→ **EXERCISE INSTRUCTIONS**:
With the pictures omitted, write out the entries that follow exactly as they stand.

→ **DATA FOR THIS TASK**:
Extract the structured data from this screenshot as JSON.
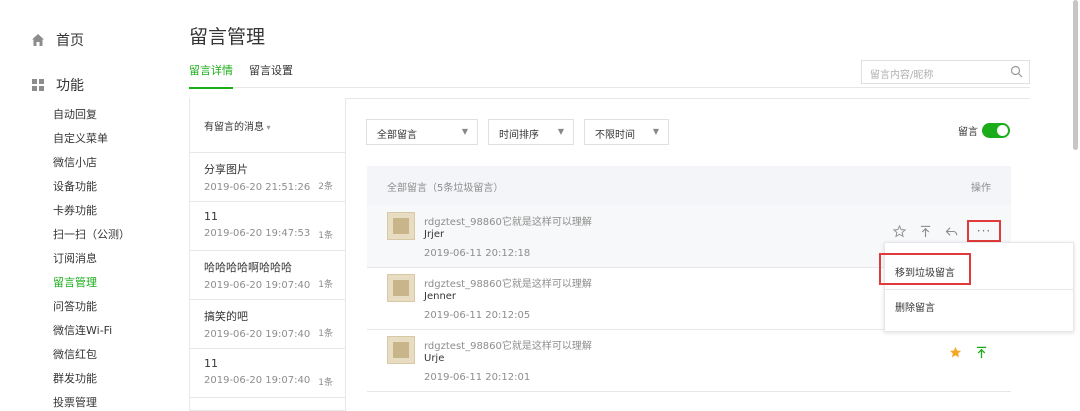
{
  "sidebar": {
    "home": {
      "label": "首页"
    },
    "features": {
      "label": "功能"
    },
    "items": [
      {
        "label": "自动回复"
      },
      {
        "label": "自定义菜单"
      },
      {
        "label": "微信小店"
      },
      {
        "label": "设备功能"
      },
      {
        "label": "卡券功能"
      },
      {
        "label": "扫一扫（公测）"
      },
      {
        "label": "订阅消息"
      },
      {
        "label": "留言管理",
        "active": true
      },
      {
        "label": "问答功能"
      },
      {
        "label": "微信连Wi-Fi"
      },
      {
        "label": "微信红包"
      },
      {
        "label": "群发功能"
      },
      {
        "label": "投票管理"
      }
    ]
  },
  "page": {
    "title": "留言管理",
    "tabs": [
      {
        "label": "留言详情"
      },
      {
        "label": "留言设置"
      }
    ],
    "search_placeholder": "留言内容/昵称"
  },
  "message_list": {
    "header": "有留言的消息",
    "items": [
      {
        "title": "分享图片",
        "time": "2019-06-20 21:51:26",
        "count": "2条"
      },
      {
        "title": "11",
        "time": "2019-06-20 19:47:53",
        "count": "1条"
      },
      {
        "title": "哈哈哈哈啊哈哈哈",
        "time": "2019-06-20 19:07:40",
        "count": "1条"
      },
      {
        "title": "搞笑的吧",
        "time": "2019-06-20 19:07:40",
        "count": "1条"
      },
      {
        "title": "11",
        "time": "2019-06-20 19:07:40",
        "count": "1条"
      }
    ]
  },
  "filters": {
    "all": "全部留言",
    "sort": "时间排序",
    "time": "不限时间",
    "toggle_label": "留言"
  },
  "comments": {
    "header": "全部留言（5条垃圾留言）",
    "operation": "操作",
    "rows": [
      {
        "user": "rdgztest_98860它就是这样可以理解",
        "text": "Jrjer",
        "time": "2019-06-11 20:12:18"
      },
      {
        "user": "rdgztest_98860它就是这样可以理解",
        "text": "Jenner",
        "time": "2019-06-11 20:12:05"
      },
      {
        "user": "rdgztest_98860它就是这样可以理解",
        "text": "Urje",
        "time": "2019-06-11 20:12:01"
      }
    ],
    "more_label": "···"
  },
  "dropdown": {
    "move_to_spam": "移到垃圾留言",
    "delete": "删除留言"
  },
  "colors": {
    "accent": "#1aad19",
    "highlight": "#e03a3a",
    "star": "#f5a623"
  }
}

→ **EXERCISE RESPONSE**:
Extract the structured data from this screenshot as JSON.
{
  "sidebar": {
    "home": {
      "label": "首页"
    },
    "features": {
      "label": "功能"
    },
    "items": [
      {
        "label": "自动回复"
      },
      {
        "label": "自定义菜单"
      },
      {
        "label": "微信小店"
      },
      {
        "label": "设备功能"
      },
      {
        "label": "卡券功能"
      },
      {
        "label": "扫一扫（公测）"
      },
      {
        "label": "订阅消息"
      },
      {
        "label": "留言管理",
        "active": true
      },
      {
        "label": "问答功能"
      },
      {
        "label": "微信连Wi-Fi"
      },
      {
        "label": "微信红包"
      },
      {
        "label": "群发功能"
      },
      {
        "label": "投票管理"
      }
    ]
  },
  "page": {
    "title": "留言管理",
    "tabs": [
      {
        "label": "留言详情"
      },
      {
        "label": "留言设置"
      }
    ],
    "search_placeholder": "留言内容/昵称"
  },
  "message_list": {
    "header": "有留言的消息",
    "items": [
      {
        "title": "分享图片",
        "time": "2019-06-20 21:51:26",
        "count": "2条"
      },
      {
        "title": "11",
        "time": "2019-06-20 19:47:53",
        "count": "1条"
      },
      {
        "title": "哈哈哈哈啊哈哈哈",
        "time": "2019-06-20 19:07:40",
        "count": "1条"
      },
      {
        "title": "搞笑的吧",
        "time": "2019-06-20 19:07:40",
        "count": "1条"
      },
      {
        "title": "11",
        "time": "2019-06-20 19:07:40",
        "count": "1条"
      }
    ]
  },
  "filters": {
    "all": "全部留言",
    "sort": "时间排序",
    "time": "不限时间",
    "toggle_label": "留言"
  },
  "comments": {
    "header": "全部留言（5条垃圾留言）",
    "operation": "操作",
    "rows": [
      {
        "user": "rdgztest_98860它就是这样可以理解",
        "text": "Jrjer",
        "time": "2019-06-11 20:12:18"
      },
      {
        "user": "rdgztest_98860它就是这样可以理解",
        "text": "Jenner",
        "time": "2019-06-11 20:12:05"
      },
      {
        "user": "rdgztest_98860它就是这样可以理解",
        "text": "Urje",
        "time": "2019-06-11 20:12:01"
      }
    ],
    "more_label": "···"
  },
  "dropdown": {
    "move_to_spam": "移到垃圾留言",
    "delete": "删除留言"
  },
  "colors": {
    "accent": "#1aad19",
    "highlight": "#e03a3a",
    "star": "#f5a623"
  }
}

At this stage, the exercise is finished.